## Data items
##############################

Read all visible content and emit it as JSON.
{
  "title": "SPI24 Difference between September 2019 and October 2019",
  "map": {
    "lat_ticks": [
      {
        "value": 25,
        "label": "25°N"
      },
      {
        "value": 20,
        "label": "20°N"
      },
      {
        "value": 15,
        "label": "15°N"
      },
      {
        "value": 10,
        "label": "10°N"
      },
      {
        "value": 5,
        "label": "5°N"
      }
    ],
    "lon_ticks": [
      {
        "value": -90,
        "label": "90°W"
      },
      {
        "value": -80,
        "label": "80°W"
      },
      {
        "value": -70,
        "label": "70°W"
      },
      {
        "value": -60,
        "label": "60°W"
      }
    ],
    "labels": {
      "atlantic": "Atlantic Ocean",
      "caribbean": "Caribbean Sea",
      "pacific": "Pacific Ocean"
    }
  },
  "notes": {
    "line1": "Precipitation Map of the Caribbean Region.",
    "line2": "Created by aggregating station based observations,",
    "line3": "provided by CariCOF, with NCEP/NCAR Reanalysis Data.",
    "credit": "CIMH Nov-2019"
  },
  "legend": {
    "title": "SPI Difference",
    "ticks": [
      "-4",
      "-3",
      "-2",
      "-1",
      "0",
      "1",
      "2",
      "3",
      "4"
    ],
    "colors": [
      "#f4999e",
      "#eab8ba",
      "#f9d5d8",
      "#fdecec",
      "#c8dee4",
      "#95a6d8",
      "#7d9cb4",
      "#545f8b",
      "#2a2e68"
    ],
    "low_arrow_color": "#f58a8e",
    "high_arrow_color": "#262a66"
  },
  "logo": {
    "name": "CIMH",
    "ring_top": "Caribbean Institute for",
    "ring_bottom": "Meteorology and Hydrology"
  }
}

##############################

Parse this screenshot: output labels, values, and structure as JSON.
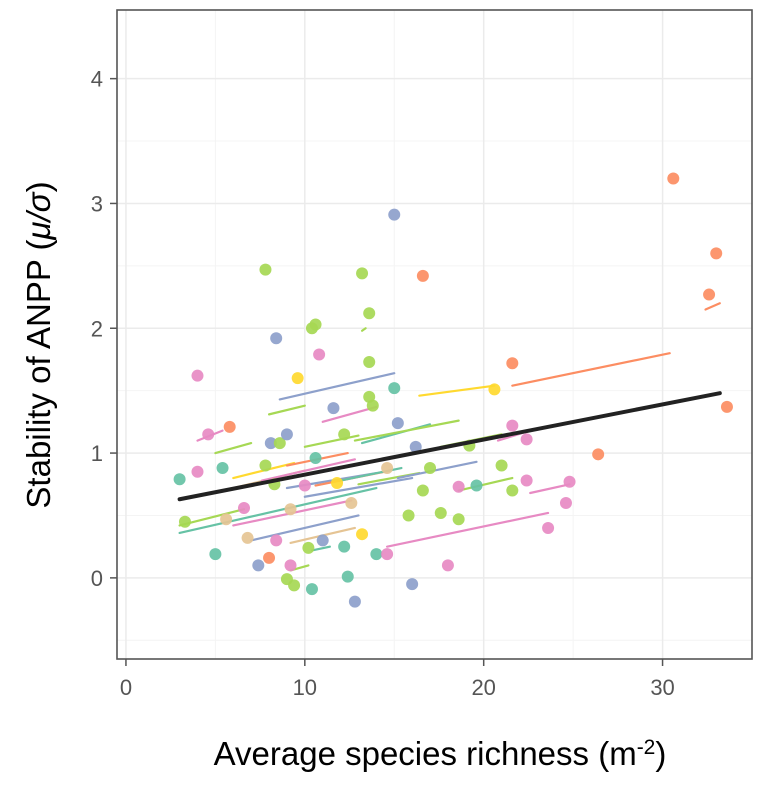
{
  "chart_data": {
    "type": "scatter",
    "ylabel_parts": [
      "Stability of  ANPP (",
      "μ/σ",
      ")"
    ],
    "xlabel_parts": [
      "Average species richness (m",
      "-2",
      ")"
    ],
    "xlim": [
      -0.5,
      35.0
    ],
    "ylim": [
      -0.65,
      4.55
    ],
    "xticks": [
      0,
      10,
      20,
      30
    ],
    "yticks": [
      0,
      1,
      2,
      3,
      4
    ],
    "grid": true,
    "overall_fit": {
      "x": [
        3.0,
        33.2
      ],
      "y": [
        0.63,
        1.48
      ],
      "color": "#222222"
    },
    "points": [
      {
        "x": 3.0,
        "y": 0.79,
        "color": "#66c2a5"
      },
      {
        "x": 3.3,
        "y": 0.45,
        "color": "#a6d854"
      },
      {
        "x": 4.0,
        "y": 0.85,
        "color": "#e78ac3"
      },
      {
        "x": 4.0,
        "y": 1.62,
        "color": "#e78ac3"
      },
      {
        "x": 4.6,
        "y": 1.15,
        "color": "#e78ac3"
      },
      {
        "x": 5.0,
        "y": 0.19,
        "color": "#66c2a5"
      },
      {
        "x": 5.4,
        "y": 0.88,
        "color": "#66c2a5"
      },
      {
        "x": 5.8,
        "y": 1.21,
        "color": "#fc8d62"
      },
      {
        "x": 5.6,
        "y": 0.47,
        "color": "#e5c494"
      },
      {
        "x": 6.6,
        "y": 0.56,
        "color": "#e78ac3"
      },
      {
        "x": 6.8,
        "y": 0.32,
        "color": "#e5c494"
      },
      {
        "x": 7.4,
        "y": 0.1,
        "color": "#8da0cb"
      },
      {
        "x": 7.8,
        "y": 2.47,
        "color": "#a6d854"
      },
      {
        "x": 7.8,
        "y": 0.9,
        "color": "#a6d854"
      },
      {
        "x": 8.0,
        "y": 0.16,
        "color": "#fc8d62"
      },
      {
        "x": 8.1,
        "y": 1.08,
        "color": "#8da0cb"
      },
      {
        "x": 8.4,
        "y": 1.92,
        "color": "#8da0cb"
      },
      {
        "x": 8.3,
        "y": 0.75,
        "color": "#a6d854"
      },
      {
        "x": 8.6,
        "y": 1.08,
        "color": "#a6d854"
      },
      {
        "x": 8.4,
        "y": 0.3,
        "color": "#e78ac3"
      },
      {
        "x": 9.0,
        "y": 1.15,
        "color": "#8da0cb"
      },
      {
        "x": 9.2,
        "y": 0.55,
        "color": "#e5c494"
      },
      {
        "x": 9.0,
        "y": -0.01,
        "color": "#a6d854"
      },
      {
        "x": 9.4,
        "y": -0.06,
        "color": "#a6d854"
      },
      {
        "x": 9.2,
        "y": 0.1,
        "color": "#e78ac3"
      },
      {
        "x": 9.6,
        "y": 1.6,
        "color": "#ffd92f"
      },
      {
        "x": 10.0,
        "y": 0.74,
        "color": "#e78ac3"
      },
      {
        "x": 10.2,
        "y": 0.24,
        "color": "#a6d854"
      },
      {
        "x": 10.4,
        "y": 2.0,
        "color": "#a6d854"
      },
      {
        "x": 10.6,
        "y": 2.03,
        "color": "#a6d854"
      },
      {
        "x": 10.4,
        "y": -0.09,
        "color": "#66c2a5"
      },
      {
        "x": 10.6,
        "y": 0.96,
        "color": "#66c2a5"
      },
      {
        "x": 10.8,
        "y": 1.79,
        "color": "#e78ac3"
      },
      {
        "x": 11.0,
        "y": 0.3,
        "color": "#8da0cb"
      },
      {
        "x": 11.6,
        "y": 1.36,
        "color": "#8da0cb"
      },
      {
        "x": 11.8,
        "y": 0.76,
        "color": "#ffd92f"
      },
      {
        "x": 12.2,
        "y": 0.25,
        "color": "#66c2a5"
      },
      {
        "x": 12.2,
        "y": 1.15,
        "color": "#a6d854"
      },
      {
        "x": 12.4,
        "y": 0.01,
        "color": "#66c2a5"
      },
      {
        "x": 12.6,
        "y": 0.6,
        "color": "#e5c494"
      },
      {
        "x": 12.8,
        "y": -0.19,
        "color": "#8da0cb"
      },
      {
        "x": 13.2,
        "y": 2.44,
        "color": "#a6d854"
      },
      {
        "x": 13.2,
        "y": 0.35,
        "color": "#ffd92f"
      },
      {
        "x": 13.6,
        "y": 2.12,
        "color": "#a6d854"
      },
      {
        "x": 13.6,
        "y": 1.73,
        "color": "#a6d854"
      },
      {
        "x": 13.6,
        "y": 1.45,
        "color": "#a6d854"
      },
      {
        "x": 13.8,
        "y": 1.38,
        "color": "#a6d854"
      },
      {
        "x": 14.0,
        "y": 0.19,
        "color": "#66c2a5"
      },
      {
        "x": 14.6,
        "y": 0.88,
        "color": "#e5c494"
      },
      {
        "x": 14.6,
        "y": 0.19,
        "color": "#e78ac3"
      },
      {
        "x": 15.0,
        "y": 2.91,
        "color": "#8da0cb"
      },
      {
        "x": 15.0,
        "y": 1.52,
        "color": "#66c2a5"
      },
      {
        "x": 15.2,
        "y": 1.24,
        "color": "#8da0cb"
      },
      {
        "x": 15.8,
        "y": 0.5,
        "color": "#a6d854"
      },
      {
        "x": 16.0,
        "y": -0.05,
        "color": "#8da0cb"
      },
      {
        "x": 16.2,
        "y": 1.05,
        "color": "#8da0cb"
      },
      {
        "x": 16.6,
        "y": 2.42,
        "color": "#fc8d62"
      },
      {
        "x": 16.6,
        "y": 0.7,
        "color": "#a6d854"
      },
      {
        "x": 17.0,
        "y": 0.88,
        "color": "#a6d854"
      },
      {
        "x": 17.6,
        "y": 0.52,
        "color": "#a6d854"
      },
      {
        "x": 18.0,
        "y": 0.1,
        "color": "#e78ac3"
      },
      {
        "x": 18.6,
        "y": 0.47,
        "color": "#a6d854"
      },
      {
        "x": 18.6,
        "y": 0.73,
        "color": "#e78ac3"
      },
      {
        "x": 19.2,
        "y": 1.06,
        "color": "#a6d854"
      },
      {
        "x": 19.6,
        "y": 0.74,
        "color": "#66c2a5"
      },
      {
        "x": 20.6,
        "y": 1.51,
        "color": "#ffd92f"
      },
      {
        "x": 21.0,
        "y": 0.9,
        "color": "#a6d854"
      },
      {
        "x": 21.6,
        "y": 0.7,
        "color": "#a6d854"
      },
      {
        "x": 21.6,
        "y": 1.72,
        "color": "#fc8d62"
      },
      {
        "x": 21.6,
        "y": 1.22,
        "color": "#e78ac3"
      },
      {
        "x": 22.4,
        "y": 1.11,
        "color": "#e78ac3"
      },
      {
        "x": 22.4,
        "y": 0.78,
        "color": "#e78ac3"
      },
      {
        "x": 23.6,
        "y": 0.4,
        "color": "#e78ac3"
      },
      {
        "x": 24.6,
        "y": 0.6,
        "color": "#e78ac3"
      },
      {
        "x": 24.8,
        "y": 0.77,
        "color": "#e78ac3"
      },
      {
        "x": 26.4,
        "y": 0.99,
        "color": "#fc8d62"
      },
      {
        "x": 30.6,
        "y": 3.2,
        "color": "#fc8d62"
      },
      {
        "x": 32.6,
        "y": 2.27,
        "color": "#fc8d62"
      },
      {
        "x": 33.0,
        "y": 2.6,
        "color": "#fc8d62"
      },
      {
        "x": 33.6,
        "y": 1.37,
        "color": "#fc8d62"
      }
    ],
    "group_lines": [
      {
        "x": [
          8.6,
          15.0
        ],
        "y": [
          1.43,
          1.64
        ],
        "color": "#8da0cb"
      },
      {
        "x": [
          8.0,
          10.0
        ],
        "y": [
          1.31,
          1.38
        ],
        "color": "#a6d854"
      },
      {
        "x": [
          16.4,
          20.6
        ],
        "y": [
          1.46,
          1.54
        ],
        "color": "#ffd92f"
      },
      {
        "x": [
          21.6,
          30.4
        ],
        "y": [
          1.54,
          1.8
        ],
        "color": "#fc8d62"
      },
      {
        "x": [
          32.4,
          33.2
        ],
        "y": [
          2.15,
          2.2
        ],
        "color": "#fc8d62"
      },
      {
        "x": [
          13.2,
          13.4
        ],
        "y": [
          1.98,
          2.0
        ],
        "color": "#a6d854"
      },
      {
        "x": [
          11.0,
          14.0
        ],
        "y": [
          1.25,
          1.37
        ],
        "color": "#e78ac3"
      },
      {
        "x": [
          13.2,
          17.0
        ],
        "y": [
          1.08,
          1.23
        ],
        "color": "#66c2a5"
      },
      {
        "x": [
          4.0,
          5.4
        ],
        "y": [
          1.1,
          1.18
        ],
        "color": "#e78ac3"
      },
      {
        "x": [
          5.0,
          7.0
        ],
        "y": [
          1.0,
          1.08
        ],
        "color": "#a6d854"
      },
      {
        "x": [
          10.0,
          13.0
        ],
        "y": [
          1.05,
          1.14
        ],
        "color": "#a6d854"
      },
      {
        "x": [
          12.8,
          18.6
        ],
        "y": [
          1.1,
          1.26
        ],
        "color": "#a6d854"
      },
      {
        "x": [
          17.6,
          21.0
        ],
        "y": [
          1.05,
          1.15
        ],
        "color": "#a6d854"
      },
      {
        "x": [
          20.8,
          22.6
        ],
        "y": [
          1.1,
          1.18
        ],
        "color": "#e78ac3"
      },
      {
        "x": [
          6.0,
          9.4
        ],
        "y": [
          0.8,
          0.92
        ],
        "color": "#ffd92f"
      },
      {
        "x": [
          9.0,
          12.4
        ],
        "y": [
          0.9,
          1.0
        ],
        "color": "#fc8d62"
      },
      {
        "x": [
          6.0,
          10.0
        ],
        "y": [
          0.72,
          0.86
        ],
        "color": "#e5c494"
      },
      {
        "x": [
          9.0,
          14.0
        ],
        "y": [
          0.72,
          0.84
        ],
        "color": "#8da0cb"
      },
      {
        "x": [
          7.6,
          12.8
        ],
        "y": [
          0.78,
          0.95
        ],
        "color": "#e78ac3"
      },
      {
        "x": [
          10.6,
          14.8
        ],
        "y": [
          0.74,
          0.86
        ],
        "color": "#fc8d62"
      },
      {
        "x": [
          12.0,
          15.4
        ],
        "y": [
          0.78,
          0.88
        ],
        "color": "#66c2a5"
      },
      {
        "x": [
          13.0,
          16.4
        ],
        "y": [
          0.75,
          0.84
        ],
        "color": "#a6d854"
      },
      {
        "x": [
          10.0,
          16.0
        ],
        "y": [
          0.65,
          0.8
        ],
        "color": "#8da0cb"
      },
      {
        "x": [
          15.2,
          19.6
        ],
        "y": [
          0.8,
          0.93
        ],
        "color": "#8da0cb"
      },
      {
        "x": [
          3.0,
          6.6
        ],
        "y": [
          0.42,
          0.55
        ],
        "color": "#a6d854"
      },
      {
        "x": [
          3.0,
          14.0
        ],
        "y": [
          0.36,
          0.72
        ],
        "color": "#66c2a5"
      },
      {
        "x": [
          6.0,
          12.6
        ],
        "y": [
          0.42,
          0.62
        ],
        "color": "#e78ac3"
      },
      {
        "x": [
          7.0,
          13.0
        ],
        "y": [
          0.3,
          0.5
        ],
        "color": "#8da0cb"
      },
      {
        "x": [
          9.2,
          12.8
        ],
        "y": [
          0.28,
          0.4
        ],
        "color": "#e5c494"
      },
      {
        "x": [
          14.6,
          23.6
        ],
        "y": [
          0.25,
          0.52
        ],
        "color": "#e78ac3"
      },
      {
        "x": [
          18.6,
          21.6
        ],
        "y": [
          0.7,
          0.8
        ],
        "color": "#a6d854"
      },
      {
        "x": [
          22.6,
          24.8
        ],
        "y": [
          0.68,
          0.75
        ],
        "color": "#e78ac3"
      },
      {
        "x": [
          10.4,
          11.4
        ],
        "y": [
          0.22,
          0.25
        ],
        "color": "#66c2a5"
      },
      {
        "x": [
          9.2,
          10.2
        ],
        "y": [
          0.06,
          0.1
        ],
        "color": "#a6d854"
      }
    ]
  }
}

##############################

## Set problem
Of the lines in the material, how many include "JSON"? Respond with the number alone.

## Result of the task
2